+++ DATA LINES +++
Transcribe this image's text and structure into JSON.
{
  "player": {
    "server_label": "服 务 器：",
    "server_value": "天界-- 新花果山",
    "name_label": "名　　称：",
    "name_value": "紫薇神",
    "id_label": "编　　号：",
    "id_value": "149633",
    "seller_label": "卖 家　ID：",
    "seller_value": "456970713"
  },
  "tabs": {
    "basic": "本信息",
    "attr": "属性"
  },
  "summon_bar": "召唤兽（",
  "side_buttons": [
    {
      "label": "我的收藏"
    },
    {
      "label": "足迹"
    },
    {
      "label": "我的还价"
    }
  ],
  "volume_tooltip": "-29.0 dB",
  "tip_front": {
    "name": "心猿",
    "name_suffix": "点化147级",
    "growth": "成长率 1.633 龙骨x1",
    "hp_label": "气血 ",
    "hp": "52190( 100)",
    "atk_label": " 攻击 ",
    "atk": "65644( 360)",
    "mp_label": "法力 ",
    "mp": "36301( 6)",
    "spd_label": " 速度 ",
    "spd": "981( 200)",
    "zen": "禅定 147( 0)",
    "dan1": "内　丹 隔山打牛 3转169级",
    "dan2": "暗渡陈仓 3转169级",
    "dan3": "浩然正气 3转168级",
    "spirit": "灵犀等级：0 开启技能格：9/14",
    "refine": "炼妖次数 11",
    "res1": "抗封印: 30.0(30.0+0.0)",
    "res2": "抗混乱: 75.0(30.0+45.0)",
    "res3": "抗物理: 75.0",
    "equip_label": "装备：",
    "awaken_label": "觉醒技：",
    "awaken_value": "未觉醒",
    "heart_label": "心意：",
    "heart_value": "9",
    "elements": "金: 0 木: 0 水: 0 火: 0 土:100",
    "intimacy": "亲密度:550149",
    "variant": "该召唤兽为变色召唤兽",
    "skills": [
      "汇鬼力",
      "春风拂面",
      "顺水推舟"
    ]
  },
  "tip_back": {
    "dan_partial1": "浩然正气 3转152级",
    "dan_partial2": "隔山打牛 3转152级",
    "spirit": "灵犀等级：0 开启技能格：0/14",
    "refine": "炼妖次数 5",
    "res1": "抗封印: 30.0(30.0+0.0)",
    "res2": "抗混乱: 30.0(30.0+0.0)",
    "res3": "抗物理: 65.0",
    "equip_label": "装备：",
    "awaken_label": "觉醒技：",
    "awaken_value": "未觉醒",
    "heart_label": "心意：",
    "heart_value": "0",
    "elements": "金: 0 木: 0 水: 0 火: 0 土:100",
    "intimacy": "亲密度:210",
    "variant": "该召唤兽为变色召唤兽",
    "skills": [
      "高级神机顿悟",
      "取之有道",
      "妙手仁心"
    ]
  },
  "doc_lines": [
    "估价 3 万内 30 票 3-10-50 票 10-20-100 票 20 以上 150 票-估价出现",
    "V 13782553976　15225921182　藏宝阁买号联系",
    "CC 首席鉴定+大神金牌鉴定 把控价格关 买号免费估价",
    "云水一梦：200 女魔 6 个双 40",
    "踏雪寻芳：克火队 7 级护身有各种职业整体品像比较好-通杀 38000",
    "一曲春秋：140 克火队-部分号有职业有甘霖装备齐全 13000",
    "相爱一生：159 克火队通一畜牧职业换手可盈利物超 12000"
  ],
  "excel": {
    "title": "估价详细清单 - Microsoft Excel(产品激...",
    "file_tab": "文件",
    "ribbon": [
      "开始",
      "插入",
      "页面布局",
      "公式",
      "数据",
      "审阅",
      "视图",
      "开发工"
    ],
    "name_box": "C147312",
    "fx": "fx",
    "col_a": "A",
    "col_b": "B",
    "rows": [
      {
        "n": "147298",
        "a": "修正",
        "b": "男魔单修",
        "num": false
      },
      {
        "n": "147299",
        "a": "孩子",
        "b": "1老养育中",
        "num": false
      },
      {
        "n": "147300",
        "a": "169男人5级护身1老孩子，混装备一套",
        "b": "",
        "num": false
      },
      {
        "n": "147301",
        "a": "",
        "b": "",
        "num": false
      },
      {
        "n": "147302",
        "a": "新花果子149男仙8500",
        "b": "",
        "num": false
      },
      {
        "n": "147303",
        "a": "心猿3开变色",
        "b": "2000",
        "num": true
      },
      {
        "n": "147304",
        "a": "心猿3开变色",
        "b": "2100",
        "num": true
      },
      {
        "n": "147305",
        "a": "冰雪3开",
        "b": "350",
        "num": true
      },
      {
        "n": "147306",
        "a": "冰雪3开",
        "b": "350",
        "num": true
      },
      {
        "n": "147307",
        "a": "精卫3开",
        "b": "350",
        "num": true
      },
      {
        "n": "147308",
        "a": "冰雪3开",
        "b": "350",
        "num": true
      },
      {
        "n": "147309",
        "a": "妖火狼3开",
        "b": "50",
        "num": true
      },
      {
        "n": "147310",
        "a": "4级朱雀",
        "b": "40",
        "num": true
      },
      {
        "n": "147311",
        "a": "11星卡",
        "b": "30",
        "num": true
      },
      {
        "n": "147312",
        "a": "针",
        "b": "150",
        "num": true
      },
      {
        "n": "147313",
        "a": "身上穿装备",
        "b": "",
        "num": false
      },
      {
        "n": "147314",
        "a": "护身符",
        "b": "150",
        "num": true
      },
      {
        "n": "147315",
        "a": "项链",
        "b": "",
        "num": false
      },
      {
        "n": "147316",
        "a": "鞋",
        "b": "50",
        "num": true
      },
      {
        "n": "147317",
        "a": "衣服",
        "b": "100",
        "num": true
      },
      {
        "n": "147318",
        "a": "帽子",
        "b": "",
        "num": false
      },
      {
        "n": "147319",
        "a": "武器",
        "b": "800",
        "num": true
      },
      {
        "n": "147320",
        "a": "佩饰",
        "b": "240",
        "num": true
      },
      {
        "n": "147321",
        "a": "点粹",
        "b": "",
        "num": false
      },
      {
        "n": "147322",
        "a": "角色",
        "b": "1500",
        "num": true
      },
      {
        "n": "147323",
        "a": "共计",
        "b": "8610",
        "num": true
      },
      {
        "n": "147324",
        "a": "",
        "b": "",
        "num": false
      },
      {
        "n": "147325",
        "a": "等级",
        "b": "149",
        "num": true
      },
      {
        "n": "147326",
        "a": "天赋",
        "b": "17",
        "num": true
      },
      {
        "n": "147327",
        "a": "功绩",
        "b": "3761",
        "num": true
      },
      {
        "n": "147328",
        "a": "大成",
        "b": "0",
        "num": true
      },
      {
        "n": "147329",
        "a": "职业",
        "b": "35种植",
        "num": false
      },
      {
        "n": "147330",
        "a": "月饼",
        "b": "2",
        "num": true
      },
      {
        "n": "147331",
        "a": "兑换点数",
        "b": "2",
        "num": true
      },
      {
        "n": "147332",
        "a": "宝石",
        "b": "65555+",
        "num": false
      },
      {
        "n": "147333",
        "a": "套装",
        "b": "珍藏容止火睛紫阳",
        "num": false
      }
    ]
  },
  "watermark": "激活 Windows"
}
+++
### STATED PROBLEM
Each record above should be restated word for word.

### EXERCISE ANSWER
Transcribe this image's text and structure into JSON.
{
  "player": {
    "server_label": "服 务 器：",
    "server_value": "天界-- 新花果山",
    "name_label": "名　　称：",
    "name_value": "紫薇神",
    "id_label": "编　　号：",
    "id_value": "149633",
    "seller_label": "卖 家　ID：",
    "seller_value": "456970713"
  },
  "tabs": {
    "basic": "本信息",
    "attr": "属性"
  },
  "summon_bar": "召唤兽（",
  "side_buttons": [
    {
      "label": "我的收藏"
    },
    {
      "label": "足迹"
    },
    {
      "label": "我的还价"
    }
  ],
  "volume_tooltip": "-29.0 dB",
  "tip_front": {
    "name": "心猿",
    "name_suffix": "点化147级",
    "growth": "成长率 1.633 龙骨x1",
    "hp_label": "气血 ",
    "hp": "52190( 100)",
    "atk_label": " 攻击 ",
    "atk": "65644( 360)",
    "mp_label": "法力 ",
    "mp": "36301( 6)",
    "spd_label": " 速度 ",
    "spd": "981( 200)",
    "zen": "禅定 147( 0)",
    "dan1": "内　丹 隔山打牛 3转169级",
    "dan2": "暗渡陈仓 3转169级",
    "dan3": "浩然正气 3转168级",
    "spirit": "灵犀等级：0 开启技能格：9/14",
    "refine": "炼妖次数 11",
    "res1": "抗封印: 30.0(30.0+0.0)",
    "res2": "抗混乱: 75.0(30.0+45.0)",
    "res3": "抗物理: 75.0",
    "equip_label": "装备：",
    "awaken_label": "觉醒技：",
    "awaken_value": "未觉醒",
    "heart_label": "心意：",
    "heart_value": "9",
    "elements": "金: 0 木: 0 水: 0 火: 0 土:100",
    "intimacy": "亲密度:550149",
    "variant": "该召唤兽为变色召唤兽",
    "skills": [
      "汇鬼力",
      "春风拂面",
      "顺水推舟"
    ]
  },
  "tip_back": {
    "dan_partial1": "浩然正气 3转152级",
    "dan_partial2": "隔山打牛 3转152级",
    "spirit": "灵犀等级：0 开启技能格：0/14",
    "refine": "炼妖次数 5",
    "res1": "抗封印: 30.0(30.0+0.0)",
    "res2": "抗混乱: 30.0(30.0+0.0)",
    "res3": "抗物理: 65.0",
    "equip_label": "装备：",
    "awaken_label": "觉醒技：",
    "awaken_value": "未觉醒",
    "heart_label": "心意：",
    "heart_value": "0",
    "elements": "金: 0 木: 0 水: 0 火: 0 土:100",
    "intimacy": "亲密度:210",
    "variant": "该召唤兽为变色召唤兽",
    "skills": [
      "高级神机顿悟",
      "取之有道",
      "妙手仁心"
    ]
  },
  "doc_lines": [
    "估价 3 万内 30 票 3-10-50 票 10-20-100 票 20 以上 150 票-估价出现",
    "V 13782553976　15225921182　藏宝阁买号联系",
    "CC 首席鉴定+大神金牌鉴定 把控价格关 买号免费估价",
    "云水一梦：200 女魔 6 个双 40",
    "踏雪寻芳：克火队 7 级护身有各种职业整体品像比较好-通杀 38000",
    "一曲春秋：140 克火队-部分号有职业有甘霖装备齐全 13000",
    "相爱一生：159 克火队通一畜牧职业换手可盈利物超 12000"
  ],
  "excel": {
    "title": "估价详细清单 - Microsoft Excel(产品激...",
    "file_tab": "文件",
    "ribbon": [
      "开始",
      "插入",
      "页面布局",
      "公式",
      "数据",
      "审阅",
      "视图",
      "开发工"
    ],
    "name_box": "C147312",
    "fx": "fx",
    "col_a": "A",
    "col_b": "B",
    "rows": [
      {
        "n": "147298",
        "a": "修正",
        "b": "男魔单修",
        "num": false
      },
      {
        "n": "147299",
        "a": "孩子",
        "b": "1老养育中",
        "num": false
      },
      {
        "n": "147300",
        "a": "169男人5级护身1老孩子，混装备一套",
        "b": "",
        "num": false
      },
      {
        "n": "147301",
        "a": "",
        "b": "",
        "num": false
      },
      {
        "n": "147302",
        "a": "新花果子149男仙8500",
        "b": "",
        "num": false
      },
      {
        "n": "147303",
        "a": "心猿3开变色",
        "b": "2000",
        "num": true
      },
      {
        "n": "147304",
        "a": "心猿3开变色",
        "b": "2100",
        "num": true
      },
      {
        "n": "147305",
        "a": "冰雪3开",
        "b": "350",
        "num": true
      },
      {
        "n": "147306",
        "a": "冰雪3开",
        "b": "350",
        "num": true
      },
      {
        "n": "147307",
        "a": "精卫3开",
        "b": "350",
        "num": true
      },
      {
        "n": "147308",
        "a": "冰雪3开",
        "b": "350",
        "num": true
      },
      {
        "n": "147309",
        "a": "妖火狼3开",
        "b": "50",
        "num": true
      },
      {
        "n": "147310",
        "a": "4级朱雀",
        "b": "40",
        "num": true
      },
      {
        "n": "147311",
        "a": "11星卡",
        "b": "30",
        "num": true
      },
      {
        "n": "147312",
        "a": "针",
        "b": "150",
        "num": true
      },
      {
        "n": "147313",
        "a": "身上穿装备",
        "b": "",
        "num": false
      },
      {
        "n": "147314",
        "a": "护身符",
        "b": "150",
        "num": true
      },
      {
        "n": "147315",
        "a": "项链",
        "b": "",
        "num": false
      },
      {
        "n": "147316",
        "a": "鞋",
        "b": "50",
        "num": true
      },
      {
        "n": "147317",
        "a": "衣服",
        "b": "100",
        "num": true
      },
      {
        "n": "147318",
        "a": "帽子",
        "b": "",
        "num": false
      },
      {
        "n": "147319",
        "a": "武器",
        "b": "800",
        "num": true
      },
      {
        "n": "147320",
        "a": "佩饰",
        "b": "240",
        "num": true
      },
      {
        "n": "147321",
        "a": "点粹",
        "b": "",
        "num": false
      },
      {
        "n": "147322",
        "a": "角色",
        "b": "1500",
        "num": true
      },
      {
        "n": "147323",
        "a": "共计",
        "b": "8610",
        "num": true
      },
      {
        "n": "147324",
        "a": "",
        "b": "",
        "num": false
      },
      {
        "n": "147325",
        "a": "等级",
        "b": "149",
        "num": true
      },
      {
        "n": "147326",
        "a": "天赋",
        "b": "17",
        "num": true
      },
      {
        "n": "147327",
        "a": "功绩",
        "b": "3761",
        "num": true
      },
      {
        "n": "147328",
        "a": "大成",
        "b": "0",
        "num": true
      },
      {
        "n": "147329",
        "a": "职业",
        "b": "35种植",
        "num": false
      },
      {
        "n": "147330",
        "a": "月饼",
        "b": "2",
        "num": true
      },
      {
        "n": "147331",
        "a": "兑换点数",
        "b": "2",
        "num": true
      },
      {
        "n": "147332",
        "a": "宝石",
        "b": "65555+",
        "num": false
      },
      {
        "n": "147333",
        "a": "套装",
        "b": "珍藏容止火睛紫阳",
        "num": false
      }
    ]
  },
  "watermark": "激活 Windows"
}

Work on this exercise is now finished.